Input records ::
* * *

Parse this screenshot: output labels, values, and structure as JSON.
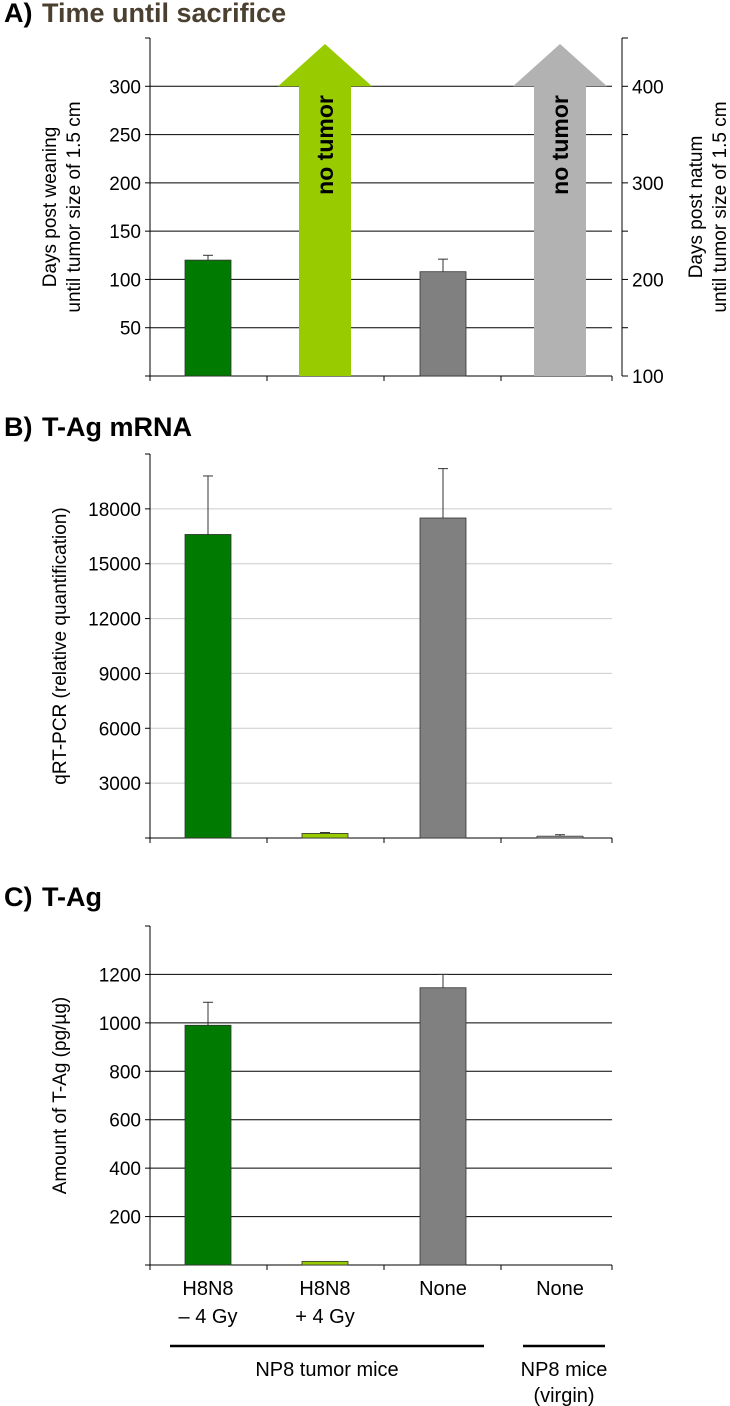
{
  "colors": {
    "dark_green": "#007a00",
    "light_green": "#99cc00",
    "dark_gray": "#808080",
    "light_gray": "#b2b2b2",
    "title_brown": "#4b3f2f",
    "grid": "#000000",
    "grid_light": "#cccccc"
  },
  "categories": [
    [
      "H8N8",
      "– 4 Gy"
    ],
    [
      "H8N8",
      "+ 4 Gy"
    ],
    [
      "None"
    ],
    [
      "None"
    ]
  ],
  "groups": [
    {
      "label": [
        "NP8 tumor mice"
      ],
      "categories": [
        0,
        1,
        2
      ]
    },
    {
      "label": [
        "NP8 mice",
        "(virgin)"
      ],
      "categories": [
        3
      ]
    }
  ],
  "chart_data": [
    {
      "panel_label": "A)",
      "title": "Time until sacrifice",
      "type": "bar",
      "ylabel": [
        "Days post weaning",
        "until tumor size of 1.5 cm"
      ],
      "y2label": [
        "Days post natum",
        "until tumor size of 1.5 cm"
      ],
      "ylim": [
        0,
        350
      ],
      "yticks": [
        50,
        100,
        150,
        200,
        250,
        300
      ],
      "y2ticks": [
        100,
        200,
        300,
        400
      ],
      "y2_offset": 100,
      "grid": true,
      "values": [
        120,
        null,
        108,
        null
      ],
      "errors": [
        5,
        null,
        13,
        null
      ],
      "arrows": [
        {
          "category": 1,
          "label": "no tumor",
          "color": "#99cc00"
        },
        {
          "category": 3,
          "label": "no tumor",
          "color": "#b2b2b2"
        }
      ],
      "bar_colors": [
        "#007a00",
        "#99cc00",
        "#808080",
        "#b2b2b2"
      ]
    },
    {
      "panel_label": "B)",
      "title": "T-Ag mRNA",
      "type": "bar",
      "ylabel": [
        "qRT-PCR (relative quantification)"
      ],
      "ylim": [
        0,
        21000
      ],
      "yticks": [
        3000,
        6000,
        9000,
        12000,
        15000,
        18000
      ],
      "grid": true,
      "values": [
        16600,
        250,
        17500,
        100
      ],
      "errors": [
        3200,
        50,
        2700,
        80
      ],
      "bar_colors": [
        "#007a00",
        "#99cc00",
        "#808080",
        "#b2b2b2"
      ]
    },
    {
      "panel_label": "C)",
      "title": "T-Ag",
      "type": "bar",
      "ylabel": [
        "Amount of T-Ag (pg/µg)"
      ],
      "ylim": [
        0,
        1400
      ],
      "yticks": [
        200,
        400,
        600,
        800,
        1000,
        1200
      ],
      "grid": true,
      "values": [
        990,
        15,
        1145,
        0
      ],
      "errors": [
        95,
        0,
        55,
        0
      ],
      "bar_colors": [
        "#007a00",
        "#99cc00",
        "#808080",
        "#b2b2b2"
      ]
    }
  ]
}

* * *

Try it ::
What's needed is every record restated exactly, pictures excluded.

Solution for this task ::
Parse this screenshot: output labels, values, and structure as JSON.
{
  "colors": {
    "dark_green": "#007a00",
    "light_green": "#99cc00",
    "dark_gray": "#808080",
    "light_gray": "#b2b2b2",
    "title_brown": "#4b3f2f",
    "grid": "#000000",
    "grid_light": "#cccccc"
  },
  "categories": [
    [
      "H8N8",
      "– 4 Gy"
    ],
    [
      "H8N8",
      "+ 4 Gy"
    ],
    [
      "None"
    ],
    [
      "None"
    ]
  ],
  "groups": [
    {
      "label": [
        "NP8 tumor mice"
      ],
      "categories": [
        0,
        1,
        2
      ]
    },
    {
      "label": [
        "NP8 mice",
        "(virgin)"
      ],
      "categories": [
        3
      ]
    }
  ],
  "chart_data": [
    {
      "panel_label": "A)",
      "title": "Time until sacrifice",
      "type": "bar",
      "ylabel": [
        "Days post weaning",
        "until tumor size of 1.5 cm"
      ],
      "y2label": [
        "Days post natum",
        "until tumor size of 1.5 cm"
      ],
      "ylim": [
        0,
        350
      ],
      "yticks": [
        50,
        100,
        150,
        200,
        250,
        300
      ],
      "y2ticks": [
        100,
        200,
        300,
        400
      ],
      "y2_offset": 100,
      "grid": true,
      "values": [
        120,
        null,
        108,
        null
      ],
      "errors": [
        5,
        null,
        13,
        null
      ],
      "arrows": [
        {
          "category": 1,
          "label": "no tumor",
          "color": "#99cc00"
        },
        {
          "category": 3,
          "label": "no tumor",
          "color": "#b2b2b2"
        }
      ],
      "bar_colors": [
        "#007a00",
        "#99cc00",
        "#808080",
        "#b2b2b2"
      ]
    },
    {
      "panel_label": "B)",
      "title": "T-Ag mRNA",
      "type": "bar",
      "ylabel": [
        "qRT-PCR (relative quantification)"
      ],
      "ylim": [
        0,
        21000
      ],
      "yticks": [
        3000,
        6000,
        9000,
        12000,
        15000,
        18000
      ],
      "grid": true,
      "values": [
        16600,
        250,
        17500,
        100
      ],
      "errors": [
        3200,
        50,
        2700,
        80
      ],
      "bar_colors": [
        "#007a00",
        "#99cc00",
        "#808080",
        "#b2b2b2"
      ]
    },
    {
      "panel_label": "C)",
      "title": "T-Ag",
      "type": "bar",
      "ylabel": [
        "Amount of T-Ag (pg/µg)"
      ],
      "ylim": [
        0,
        1400
      ],
      "yticks": [
        200,
        400,
        600,
        800,
        1000,
        1200
      ],
      "grid": true,
      "values": [
        990,
        15,
        1145,
        0
      ],
      "errors": [
        95,
        0,
        55,
        0
      ],
      "bar_colors": [
        "#007a00",
        "#99cc00",
        "#808080",
        "#b2b2b2"
      ]
    }
  ]
}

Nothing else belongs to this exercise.